==== Data rows

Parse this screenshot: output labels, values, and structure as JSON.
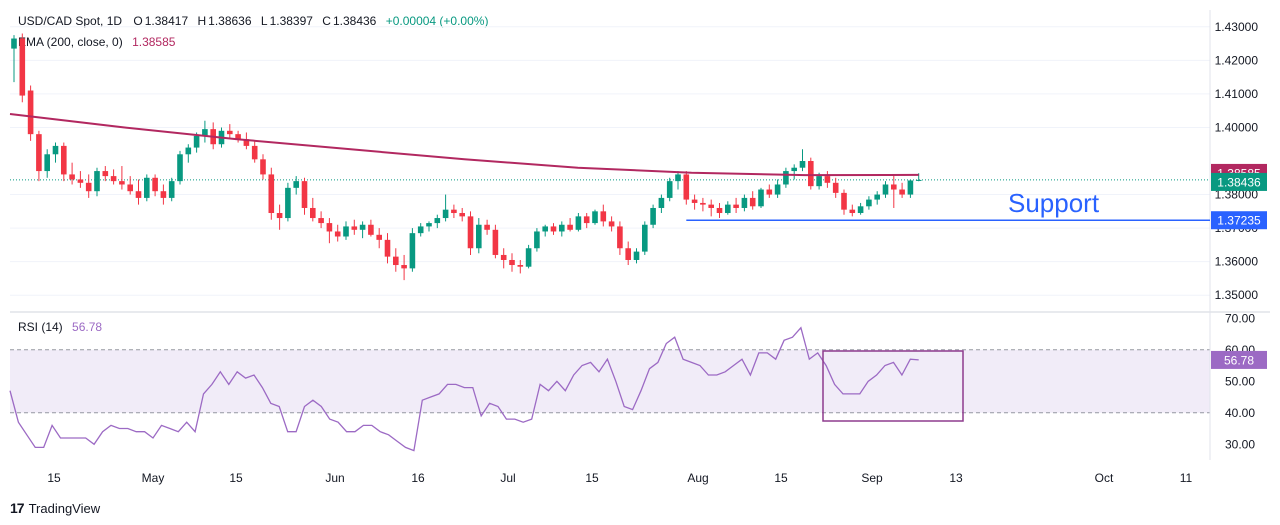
{
  "header": {
    "symbol": "USD/CAD Spot, 1D",
    "open_label": "O",
    "open": "1.38417",
    "high_label": "H",
    "high": "1.38636",
    "low_label": "L",
    "low": "1.38397",
    "close_label": "C",
    "close": "1.38436",
    "change": "+0.00004 (+0.00%)",
    "ema_label": "EMA (200, close, 0)",
    "ema_value": "1.38585"
  },
  "rsi_header": {
    "label": "RSI (14)",
    "value": "56.78"
  },
  "annotation": {
    "support_text": "Support"
  },
  "price_badges": {
    "ema": "1.38585",
    "last": "1.38436",
    "support": "1.37235"
  },
  "rsi_badge": "56.78",
  "brand": {
    "name": "TradingView",
    "mark": "17"
  },
  "colors": {
    "up": "#089981",
    "down": "#f23645",
    "ema": "#b22860",
    "support": "#2962ff",
    "rsi": "#9c6ac4",
    "rsi_band": "#ede7f6"
  },
  "chart_data": [
    {
      "type": "candlestick",
      "title": "USD/CAD Spot, 1D",
      "ylim": [
        1.345,
        1.435
      ],
      "y_ticks": [
        "1.43000",
        "1.42000",
        "1.41000",
        "1.40000",
        "1.38000",
        "1.37000",
        "1.36000",
        "1.35000"
      ],
      "x_tick_labels": [
        "15",
        "May",
        "15",
        "Jun",
        "16",
        "Jul",
        "15",
        "Aug",
        "15",
        "Sep",
        "13",
        "Oct",
        "11"
      ],
      "candles": [
        {
          "o": 1.4235,
          "h": 1.4275,
          "l": 1.4135,
          "c": 1.4265
        },
        {
          "o": 1.4265,
          "h": 1.428,
          "l": 1.4075,
          "c": 1.4095
        },
        {
          "o": 1.411,
          "h": 1.4125,
          "l": 1.396,
          "c": 1.398
        },
        {
          "o": 1.398,
          "h": 1.399,
          "l": 1.384,
          "c": 1.387
        },
        {
          "o": 1.387,
          "h": 1.3935,
          "l": 1.385,
          "c": 1.392
        },
        {
          "o": 1.392,
          "h": 1.3955,
          "l": 1.3895,
          "c": 1.3945
        },
        {
          "o": 1.3945,
          "h": 1.3955,
          "l": 1.384,
          "c": 1.386
        },
        {
          "o": 1.386,
          "h": 1.3895,
          "l": 1.383,
          "c": 1.3845
        },
        {
          "o": 1.3845,
          "h": 1.387,
          "l": 1.382,
          "c": 1.3835
        },
        {
          "o": 1.3835,
          "h": 1.386,
          "l": 1.379,
          "c": 1.381
        },
        {
          "o": 1.381,
          "h": 1.388,
          "l": 1.3795,
          "c": 1.387
        },
        {
          "o": 1.387,
          "h": 1.3885,
          "l": 1.384,
          "c": 1.3855
        },
        {
          "o": 1.3855,
          "h": 1.3875,
          "l": 1.383,
          "c": 1.384
        },
        {
          "o": 1.384,
          "h": 1.3885,
          "l": 1.3815,
          "c": 1.383
        },
        {
          "o": 1.383,
          "h": 1.3855,
          "l": 1.38,
          "c": 1.381
        },
        {
          "o": 1.381,
          "h": 1.3845,
          "l": 1.377,
          "c": 1.379
        },
        {
          "o": 1.379,
          "h": 1.386,
          "l": 1.378,
          "c": 1.385
        },
        {
          "o": 1.385,
          "h": 1.386,
          "l": 1.3795,
          "c": 1.381
        },
        {
          "o": 1.381,
          "h": 1.383,
          "l": 1.377,
          "c": 1.379
        },
        {
          "o": 1.379,
          "h": 1.385,
          "l": 1.378,
          "c": 1.384
        },
        {
          "o": 1.384,
          "h": 1.393,
          "l": 1.383,
          "c": 1.392
        },
        {
          "o": 1.392,
          "h": 1.395,
          "l": 1.3895,
          "c": 1.394
        },
        {
          "o": 1.394,
          "h": 1.3985,
          "l": 1.3925,
          "c": 1.3975
        },
        {
          "o": 1.3975,
          "h": 1.402,
          "l": 1.3955,
          "c": 1.3995
        },
        {
          "o": 1.3995,
          "h": 1.4015,
          "l": 1.3935,
          "c": 1.395
        },
        {
          "o": 1.395,
          "h": 1.4,
          "l": 1.394,
          "c": 1.399
        },
        {
          "o": 1.399,
          "h": 1.401,
          "l": 1.397,
          "c": 1.398
        },
        {
          "o": 1.398,
          "h": 1.399,
          "l": 1.3955,
          "c": 1.3965
        },
        {
          "o": 1.3965,
          "h": 1.3985,
          "l": 1.3935,
          "c": 1.3945
        },
        {
          "o": 1.3945,
          "h": 1.396,
          "l": 1.3895,
          "c": 1.3905
        },
        {
          "o": 1.3905,
          "h": 1.392,
          "l": 1.3845,
          "c": 1.386
        },
        {
          "o": 1.386,
          "h": 1.388,
          "l": 1.3725,
          "c": 1.3745
        },
        {
          "o": 1.3745,
          "h": 1.377,
          "l": 1.3695,
          "c": 1.373
        },
        {
          "o": 1.373,
          "h": 1.3835,
          "l": 1.372,
          "c": 1.382
        },
        {
          "o": 1.382,
          "h": 1.3855,
          "l": 1.38,
          "c": 1.384
        },
        {
          "o": 1.384,
          "h": 1.385,
          "l": 1.374,
          "c": 1.376
        },
        {
          "o": 1.376,
          "h": 1.379,
          "l": 1.372,
          "c": 1.373
        },
        {
          "o": 1.373,
          "h": 1.375,
          "l": 1.37,
          "c": 1.3715
        },
        {
          "o": 1.3715,
          "h": 1.373,
          "l": 1.3655,
          "c": 1.369
        },
        {
          "o": 1.369,
          "h": 1.371,
          "l": 1.366,
          "c": 1.3675
        },
        {
          "o": 1.3675,
          "h": 1.372,
          "l": 1.3665,
          "c": 1.3705
        },
        {
          "o": 1.3705,
          "h": 1.3725,
          "l": 1.368,
          "c": 1.3695
        },
        {
          "o": 1.3695,
          "h": 1.372,
          "l": 1.367,
          "c": 1.371
        },
        {
          "o": 1.371,
          "h": 1.3725,
          "l": 1.3675,
          "c": 1.368
        },
        {
          "o": 1.368,
          "h": 1.37,
          "l": 1.364,
          "c": 1.3665
        },
        {
          "o": 1.3665,
          "h": 1.3685,
          "l": 1.3595,
          "c": 1.3615
        },
        {
          "o": 1.3615,
          "h": 1.364,
          "l": 1.357,
          "c": 1.359
        },
        {
          "o": 1.359,
          "h": 1.362,
          "l": 1.3545,
          "c": 1.358
        },
        {
          "o": 1.358,
          "h": 1.37,
          "l": 1.357,
          "c": 1.3685
        },
        {
          "o": 1.3685,
          "h": 1.3715,
          "l": 1.3675,
          "c": 1.3705
        },
        {
          "o": 1.3705,
          "h": 1.372,
          "l": 1.369,
          "c": 1.3715
        },
        {
          "o": 1.3715,
          "h": 1.374,
          "l": 1.37,
          "c": 1.373
        },
        {
          "o": 1.373,
          "h": 1.38,
          "l": 1.372,
          "c": 1.3755
        },
        {
          "o": 1.3755,
          "h": 1.377,
          "l": 1.373,
          "c": 1.3745
        },
        {
          "o": 1.3745,
          "h": 1.376,
          "l": 1.372,
          "c": 1.3735
        },
        {
          "o": 1.3735,
          "h": 1.375,
          "l": 1.362,
          "c": 1.364
        },
        {
          "o": 1.364,
          "h": 1.373,
          "l": 1.3625,
          "c": 1.371
        },
        {
          "o": 1.371,
          "h": 1.3725,
          "l": 1.368,
          "c": 1.3695
        },
        {
          "o": 1.3695,
          "h": 1.371,
          "l": 1.361,
          "c": 1.362
        },
        {
          "o": 1.362,
          "h": 1.364,
          "l": 1.358,
          "c": 1.3605
        },
        {
          "o": 1.3605,
          "h": 1.3625,
          "l": 1.357,
          "c": 1.359
        },
        {
          "o": 1.359,
          "h": 1.3605,
          "l": 1.3565,
          "c": 1.3585
        },
        {
          "o": 1.3585,
          "h": 1.365,
          "l": 1.358,
          "c": 1.364
        },
        {
          "o": 1.364,
          "h": 1.37,
          "l": 1.363,
          "c": 1.369
        },
        {
          "o": 1.369,
          "h": 1.371,
          "l": 1.3675,
          "c": 1.3705
        },
        {
          "o": 1.3705,
          "h": 1.3715,
          "l": 1.368,
          "c": 1.369
        },
        {
          "o": 1.369,
          "h": 1.372,
          "l": 1.3675,
          "c": 1.371
        },
        {
          "o": 1.371,
          "h": 1.373,
          "l": 1.369,
          "c": 1.3695
        },
        {
          "o": 1.3695,
          "h": 1.3745,
          "l": 1.369,
          "c": 1.3735
        },
        {
          "o": 1.3735,
          "h": 1.3745,
          "l": 1.37,
          "c": 1.3715
        },
        {
          "o": 1.3715,
          "h": 1.3755,
          "l": 1.371,
          "c": 1.375
        },
        {
          "o": 1.375,
          "h": 1.377,
          "l": 1.3705,
          "c": 1.372
        },
        {
          "o": 1.372,
          "h": 1.3735,
          "l": 1.369,
          "c": 1.3705
        },
        {
          "o": 1.3705,
          "h": 1.372,
          "l": 1.362,
          "c": 1.364
        },
        {
          "o": 1.364,
          "h": 1.366,
          "l": 1.359,
          "c": 1.3605
        },
        {
          "o": 1.3605,
          "h": 1.364,
          "l": 1.3595,
          "c": 1.363
        },
        {
          "o": 1.363,
          "h": 1.372,
          "l": 1.362,
          "c": 1.371
        },
        {
          "o": 1.371,
          "h": 1.377,
          "l": 1.37,
          "c": 1.376
        },
        {
          "o": 1.376,
          "h": 1.38,
          "l": 1.3745,
          "c": 1.379
        },
        {
          "o": 1.379,
          "h": 1.385,
          "l": 1.378,
          "c": 1.384
        },
        {
          "o": 1.384,
          "h": 1.387,
          "l": 1.3815,
          "c": 1.386
        },
        {
          "o": 1.386,
          "h": 1.387,
          "l": 1.377,
          "c": 1.3785
        },
        {
          "o": 1.3785,
          "h": 1.38,
          "l": 1.3755,
          "c": 1.3775
        },
        {
          "o": 1.3775,
          "h": 1.379,
          "l": 1.375,
          "c": 1.377
        },
        {
          "o": 1.377,
          "h": 1.3785,
          "l": 1.3735,
          "c": 1.376
        },
        {
          "o": 1.376,
          "h": 1.3775,
          "l": 1.373,
          "c": 1.3745
        },
        {
          "o": 1.3745,
          "h": 1.378,
          "l": 1.374,
          "c": 1.377
        },
        {
          "o": 1.377,
          "h": 1.379,
          "l": 1.3745,
          "c": 1.376
        },
        {
          "o": 1.376,
          "h": 1.38,
          "l": 1.375,
          "c": 1.379
        },
        {
          "o": 1.379,
          "h": 1.381,
          "l": 1.3755,
          "c": 1.3765
        },
        {
          "o": 1.3765,
          "h": 1.382,
          "l": 1.376,
          "c": 1.3815
        },
        {
          "o": 1.3815,
          "h": 1.383,
          "l": 1.379,
          "c": 1.38
        },
        {
          "o": 1.38,
          "h": 1.3845,
          "l": 1.379,
          "c": 1.383
        },
        {
          "o": 1.383,
          "h": 1.388,
          "l": 1.382,
          "c": 1.387
        },
        {
          "o": 1.387,
          "h": 1.389,
          "l": 1.3845,
          "c": 1.388
        },
        {
          "o": 1.388,
          "h": 1.3935,
          "l": 1.387,
          "c": 1.39
        },
        {
          "o": 1.39,
          "h": 1.391,
          "l": 1.3815,
          "c": 1.3825
        },
        {
          "o": 1.3825,
          "h": 1.3865,
          "l": 1.3815,
          "c": 1.3855
        },
        {
          "o": 1.3855,
          "h": 1.387,
          "l": 1.382,
          "c": 1.3835
        },
        {
          "o": 1.3835,
          "h": 1.385,
          "l": 1.379,
          "c": 1.3805
        },
        {
          "o": 1.3805,
          "h": 1.3815,
          "l": 1.374,
          "c": 1.3755
        },
        {
          "o": 1.3755,
          "h": 1.377,
          "l": 1.3735,
          "c": 1.3745
        },
        {
          "o": 1.3745,
          "h": 1.3775,
          "l": 1.374,
          "c": 1.3765
        },
        {
          "o": 1.3765,
          "h": 1.3795,
          "l": 1.3755,
          "c": 1.3785
        },
        {
          "o": 1.3785,
          "h": 1.381,
          "l": 1.377,
          "c": 1.38
        },
        {
          "o": 1.38,
          "h": 1.384,
          "l": 1.379,
          "c": 1.383
        },
        {
          "o": 1.383,
          "h": 1.386,
          "l": 1.376,
          "c": 1.3815
        },
        {
          "o": 1.3815,
          "h": 1.3835,
          "l": 1.379,
          "c": 1.38
        },
        {
          "o": 1.38,
          "h": 1.3845,
          "l": 1.379,
          "c": 1.3842
        },
        {
          "o": 1.38417,
          "h": 1.38636,
          "l": 1.38397,
          "c": 1.38436
        }
      ],
      "ema200": [
        1.404,
        1.4,
        1.3965,
        1.3935,
        1.3905,
        1.388,
        1.3865,
        1.3858,
        1.38585
      ],
      "support_level": 1.37235
    },
    {
      "type": "line",
      "title": "RSI (14)",
      "ylim": [
        25,
        72
      ],
      "y_ticks": [
        "70.00",
        "60.00",
        "50.00",
        "40.00",
        "30.00"
      ],
      "band": [
        40,
        60
      ],
      "values": [
        47,
        37,
        33,
        29,
        29,
        36,
        32,
        32,
        32,
        32,
        30,
        34,
        36,
        35,
        35,
        34,
        34,
        32,
        36,
        35,
        34,
        37,
        34,
        46,
        49,
        53,
        49,
        53,
        51,
        52,
        48,
        43,
        42,
        34,
        34,
        42,
        44,
        42,
        38,
        37,
        34,
        34,
        36,
        36,
        34,
        33,
        31,
        29,
        28,
        44,
        45,
        46,
        49,
        49,
        48,
        48,
        39,
        43,
        42,
        38,
        38,
        37,
        38,
        49,
        47,
        50,
        47,
        52,
        55,
        56,
        53,
        57,
        50,
        42,
        41,
        47,
        54,
        56,
        62,
        64,
        57,
        56,
        55,
        52,
        52,
        53,
        55,
        57,
        52,
        59,
        59,
        57,
        63,
        64,
        67,
        57,
        59,
        55,
        49,
        46,
        46,
        46,
        50,
        52,
        55,
        56,
        52,
        57,
        56.78
      ]
    }
  ]
}
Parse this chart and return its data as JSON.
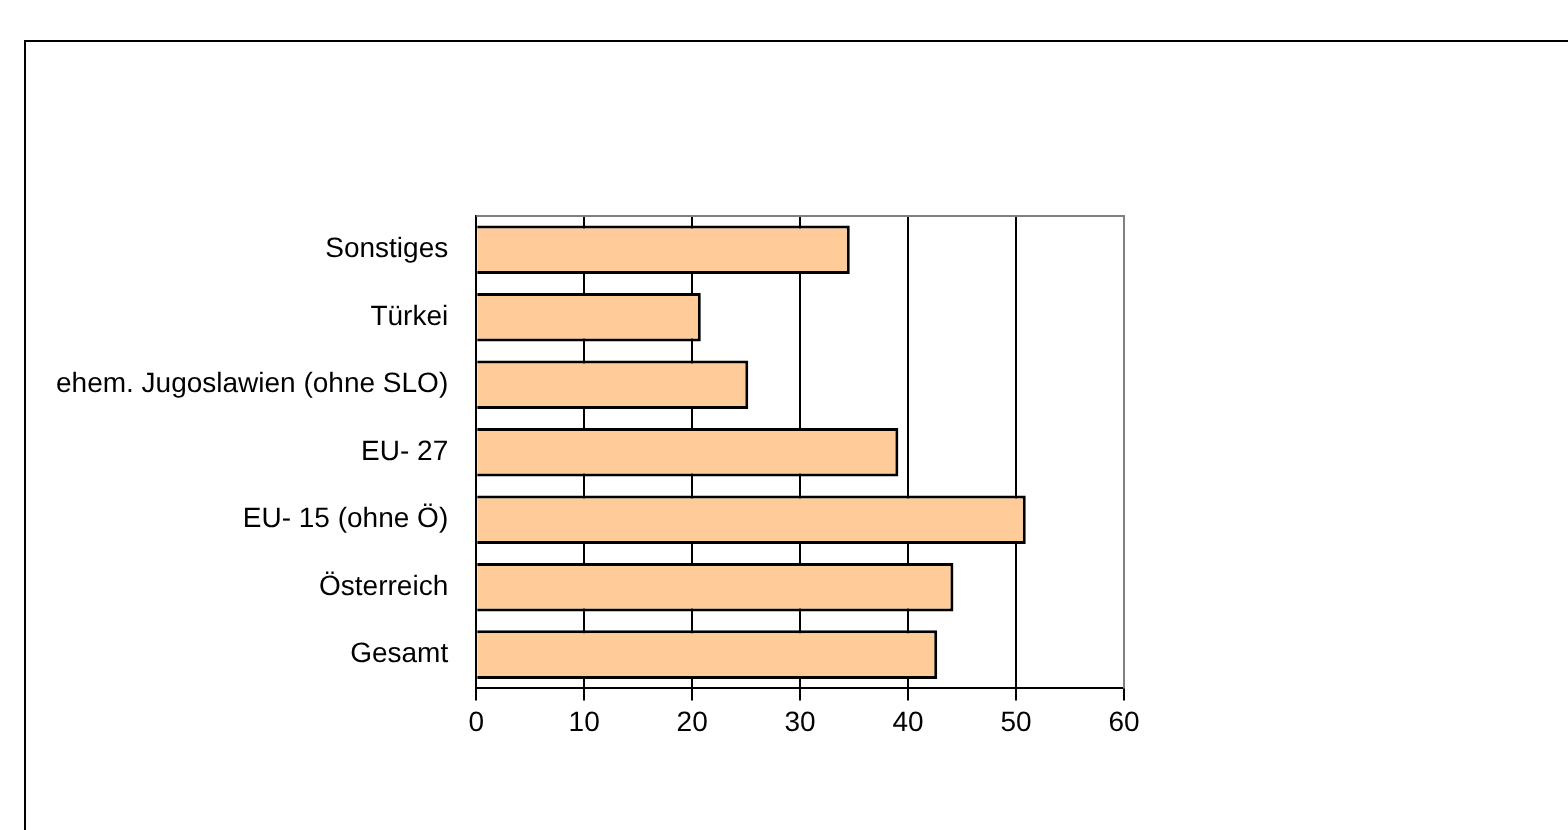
{
  "chart_data": {
    "type": "bar",
    "orientation": "horizontal",
    "categories": [
      "Sonstiges",
      "Türkei",
      "ehem. Jugoslawien (ohne SLO)",
      "EU- 27",
      "EU- 15 (ohne Ö)",
      "Österreich",
      "Gesamt"
    ],
    "values": [
      34.6,
      20.8,
      25.2,
      39.1,
      50.9,
      44.2,
      42.7
    ],
    "color": "#ffcc99",
    "xlim": [
      0,
      60
    ],
    "xticks": [
      0,
      10,
      20,
      30,
      40,
      50,
      60
    ],
    "grid": "x",
    "legend": false
  }
}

========

◆ **Directions**
Copy every line of the entries above in which "type" occurs.

◆ **Task output**
      "type": "candlestick",
      "type": "line",
    "type": "bar",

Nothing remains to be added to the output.